[BEGIN]

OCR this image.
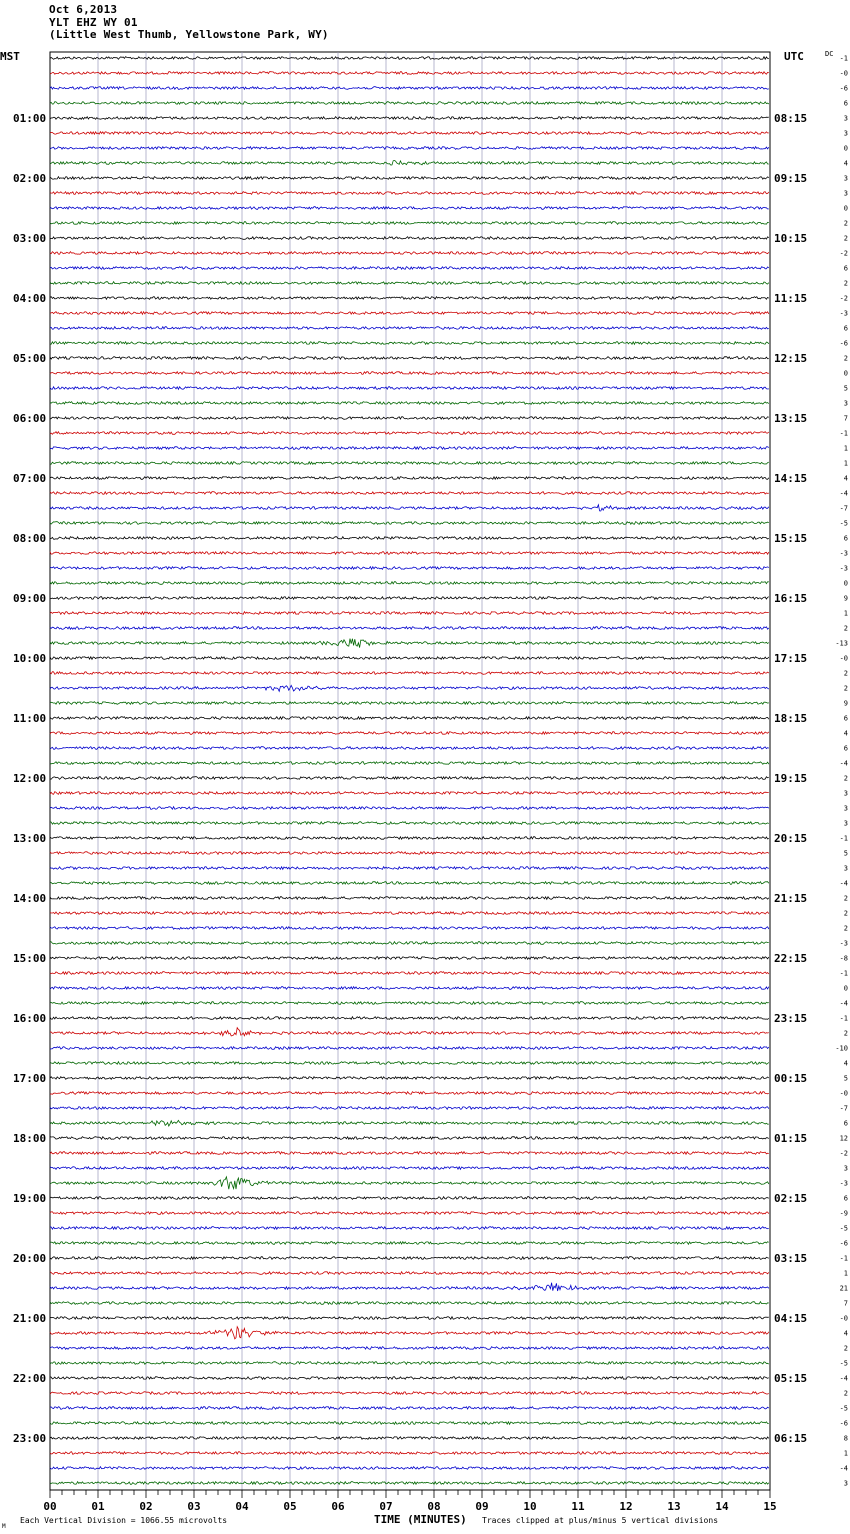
Oct 6,2013
YLT EHZ WY 01
(Little West Thumb, Yellowstone Park, WY)
MST	UTC	DC
-1
-0
-6
6
3
3
0
4
3
3
0
2
2
-2
6
2
-2
-3
6
-6
2
0
5
3
7
-1
1
1
4
-4
-7
-5
6
-3
-3
0
9
1
2
-13
-0
2
2
9
6
4
6
-4
2
3
3
3
-1
5
3
-4
2
2
2
-3
-8
-1
0
-4
-1
2
-10
4
5
-0
-7
6
12
-2
3
-3
6
-9
-5
-6
-1
1
21
7
-0
4
2
-5
-4
2
-5
-6
8
1
-4
3
01:00
02:00
03:00
04:00
05:00
06:00
07:00
08:00
09:00
10:00
11:00
12:00
13:00
14:00
15:00
16:00
17:00
18:00
19:00
20:00
21:00
22:00
23:00
08:15
09:15
10:15
11:15
12:15
13:15
14:15
15:15
16:15
17:15
18:15
19:15
20:15
21:15
22:15
23:15
00:15
01:15
02:15
03:15
04:15
05:15
06:15
00	01	02	03	04	05	06	07	08	09	10	11	12	13	14	15
M
Each Vertical Division = 1066.55 microvolts	TIME (MINUTES) Traces clipped at plus/minus 5 vertical divisions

[END]

- Challenge -
All the lines above are to be given again exactly as they read, with the pictures removed.

- Correct result -
OCR this image.
Oct 6,2013
YLT EHZ WY 01
(Little West Thumb, Yellowstone Park, WY)
MST	UTC	DC
-1
-0
-6
6
3
3
0
4
3
3
0
2
2
-2
6
2
-2
-3
6
-6
2
0
5
3
7
-1
1
1
4
-4
-7
-5
6
-3
-3
0
9
1
2
-13
-0
2
2
9
6
4
6
-4
2
3
3
3
-1
5
3
-4
2
2
2
-3
-8
-1
0
-4
-1
2
-10
4
5
-0
-7
6
12
-2
3
-3
6
-9
-5
-6
-1
1
21
7
-0
4
2
-5
-4
2
-5
-6
8
1
-4
3
01:00
02:00
03:00
04:00
05:00
06:00
07:00
08:00
09:00
10:00
11:00
12:00
13:00
14:00
15:00
16:00
17:00
18:00
19:00
20:00
21:00
22:00
23:00
08:15
09:15
10:15
11:15
12:15
13:15
14:15
15:15
16:15
17:15
18:15
19:15
20:15
21:15
22:15
23:15
00:15
01:15
02:15
03:15
04:15
05:15
06:15
00	01	02	03	04	05	06	07	08	09	10	11	12	13	14	15
M
Each Vertical Division = 1066.55 microvolts	TIME (MINUTES) Traces clipped at plus/minus 5 vertical divisions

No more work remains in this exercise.